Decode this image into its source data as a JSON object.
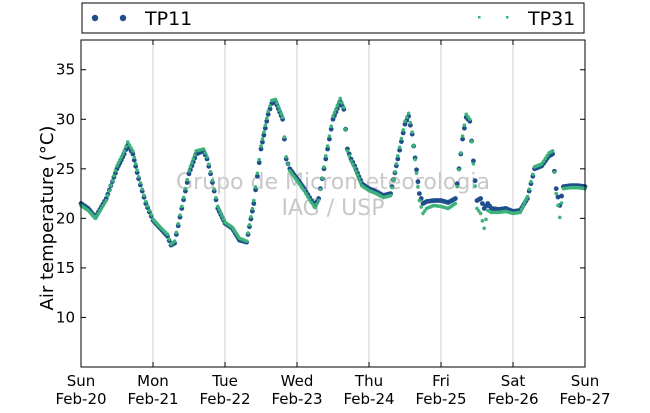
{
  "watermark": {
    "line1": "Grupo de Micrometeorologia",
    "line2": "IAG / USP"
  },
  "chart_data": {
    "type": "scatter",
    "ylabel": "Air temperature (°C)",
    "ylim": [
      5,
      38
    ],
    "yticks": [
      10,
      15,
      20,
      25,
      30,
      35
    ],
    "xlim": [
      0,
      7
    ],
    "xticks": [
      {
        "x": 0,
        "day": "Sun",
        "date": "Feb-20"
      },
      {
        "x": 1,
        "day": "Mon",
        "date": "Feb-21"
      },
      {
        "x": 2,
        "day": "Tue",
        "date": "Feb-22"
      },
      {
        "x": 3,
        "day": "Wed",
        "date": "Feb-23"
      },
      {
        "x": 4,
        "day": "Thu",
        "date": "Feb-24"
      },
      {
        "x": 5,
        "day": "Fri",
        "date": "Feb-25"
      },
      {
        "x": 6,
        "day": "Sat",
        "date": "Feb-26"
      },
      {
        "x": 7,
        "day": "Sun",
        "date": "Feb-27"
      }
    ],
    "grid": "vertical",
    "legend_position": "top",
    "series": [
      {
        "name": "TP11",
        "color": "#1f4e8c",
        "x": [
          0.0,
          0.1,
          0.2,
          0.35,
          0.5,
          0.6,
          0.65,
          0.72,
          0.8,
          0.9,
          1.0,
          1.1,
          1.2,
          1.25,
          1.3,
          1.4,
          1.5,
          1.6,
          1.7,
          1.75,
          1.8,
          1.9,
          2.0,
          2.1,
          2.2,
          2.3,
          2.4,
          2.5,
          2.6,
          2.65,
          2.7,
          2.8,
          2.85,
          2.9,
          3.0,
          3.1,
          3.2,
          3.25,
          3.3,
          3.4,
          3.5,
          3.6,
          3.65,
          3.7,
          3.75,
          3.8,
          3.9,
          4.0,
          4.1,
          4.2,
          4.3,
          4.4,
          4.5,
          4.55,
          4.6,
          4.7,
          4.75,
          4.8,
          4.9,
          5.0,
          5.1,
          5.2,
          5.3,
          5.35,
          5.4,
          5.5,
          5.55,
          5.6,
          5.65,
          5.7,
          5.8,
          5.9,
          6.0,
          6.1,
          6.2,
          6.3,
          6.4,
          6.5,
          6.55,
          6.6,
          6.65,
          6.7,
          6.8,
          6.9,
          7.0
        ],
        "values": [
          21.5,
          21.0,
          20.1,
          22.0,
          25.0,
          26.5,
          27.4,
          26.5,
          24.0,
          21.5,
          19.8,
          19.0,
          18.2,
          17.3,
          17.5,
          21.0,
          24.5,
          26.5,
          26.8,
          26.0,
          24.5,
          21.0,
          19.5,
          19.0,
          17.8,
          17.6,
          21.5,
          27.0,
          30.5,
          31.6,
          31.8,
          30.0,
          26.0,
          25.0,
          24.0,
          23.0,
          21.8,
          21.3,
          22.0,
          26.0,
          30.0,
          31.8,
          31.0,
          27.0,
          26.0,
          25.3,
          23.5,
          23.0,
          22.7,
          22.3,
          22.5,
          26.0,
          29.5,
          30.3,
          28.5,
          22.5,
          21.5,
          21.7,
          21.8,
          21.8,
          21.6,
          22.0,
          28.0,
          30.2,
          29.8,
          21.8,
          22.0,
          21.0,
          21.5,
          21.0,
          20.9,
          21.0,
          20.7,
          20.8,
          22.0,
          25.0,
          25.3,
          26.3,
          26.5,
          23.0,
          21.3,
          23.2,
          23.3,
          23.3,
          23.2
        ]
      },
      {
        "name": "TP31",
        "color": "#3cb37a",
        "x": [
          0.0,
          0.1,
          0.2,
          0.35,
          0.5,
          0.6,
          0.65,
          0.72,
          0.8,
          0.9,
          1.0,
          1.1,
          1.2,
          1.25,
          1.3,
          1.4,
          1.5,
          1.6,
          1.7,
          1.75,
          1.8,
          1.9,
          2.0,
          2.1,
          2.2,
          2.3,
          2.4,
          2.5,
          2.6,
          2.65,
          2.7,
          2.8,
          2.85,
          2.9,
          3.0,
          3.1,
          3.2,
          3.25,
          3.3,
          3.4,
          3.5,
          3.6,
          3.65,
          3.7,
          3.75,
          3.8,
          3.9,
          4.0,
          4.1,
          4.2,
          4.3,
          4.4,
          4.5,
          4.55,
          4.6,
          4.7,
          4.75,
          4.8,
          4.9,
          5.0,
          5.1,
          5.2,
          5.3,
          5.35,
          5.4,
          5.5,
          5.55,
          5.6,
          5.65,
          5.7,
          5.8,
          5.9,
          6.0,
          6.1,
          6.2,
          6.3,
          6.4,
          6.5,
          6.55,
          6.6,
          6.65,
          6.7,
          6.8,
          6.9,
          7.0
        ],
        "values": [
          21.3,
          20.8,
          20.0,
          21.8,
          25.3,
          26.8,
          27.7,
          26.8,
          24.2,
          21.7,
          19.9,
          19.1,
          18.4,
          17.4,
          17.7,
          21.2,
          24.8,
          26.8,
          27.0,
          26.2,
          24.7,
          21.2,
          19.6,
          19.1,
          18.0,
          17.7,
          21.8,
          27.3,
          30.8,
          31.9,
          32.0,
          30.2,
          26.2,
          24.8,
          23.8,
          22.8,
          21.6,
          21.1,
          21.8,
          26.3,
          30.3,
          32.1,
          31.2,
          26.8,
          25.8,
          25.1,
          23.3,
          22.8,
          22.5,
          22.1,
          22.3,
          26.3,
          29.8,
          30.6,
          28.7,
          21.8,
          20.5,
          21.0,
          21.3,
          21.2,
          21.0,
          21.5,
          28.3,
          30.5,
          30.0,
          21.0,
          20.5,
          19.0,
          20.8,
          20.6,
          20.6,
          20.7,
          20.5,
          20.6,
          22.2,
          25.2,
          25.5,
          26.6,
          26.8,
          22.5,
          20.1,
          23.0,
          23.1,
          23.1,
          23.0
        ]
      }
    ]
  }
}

Requirement:
Show every line of the records above that contains the word "date".

Exercise response:
        "date": "Feb-20"
        "date": "Feb-21"
        "date": "Feb-22"
        "date": "Feb-23"
        "date": "Feb-24"
        "date": "Feb-25"
        "date": "Feb-26"
        "date": "Feb-27"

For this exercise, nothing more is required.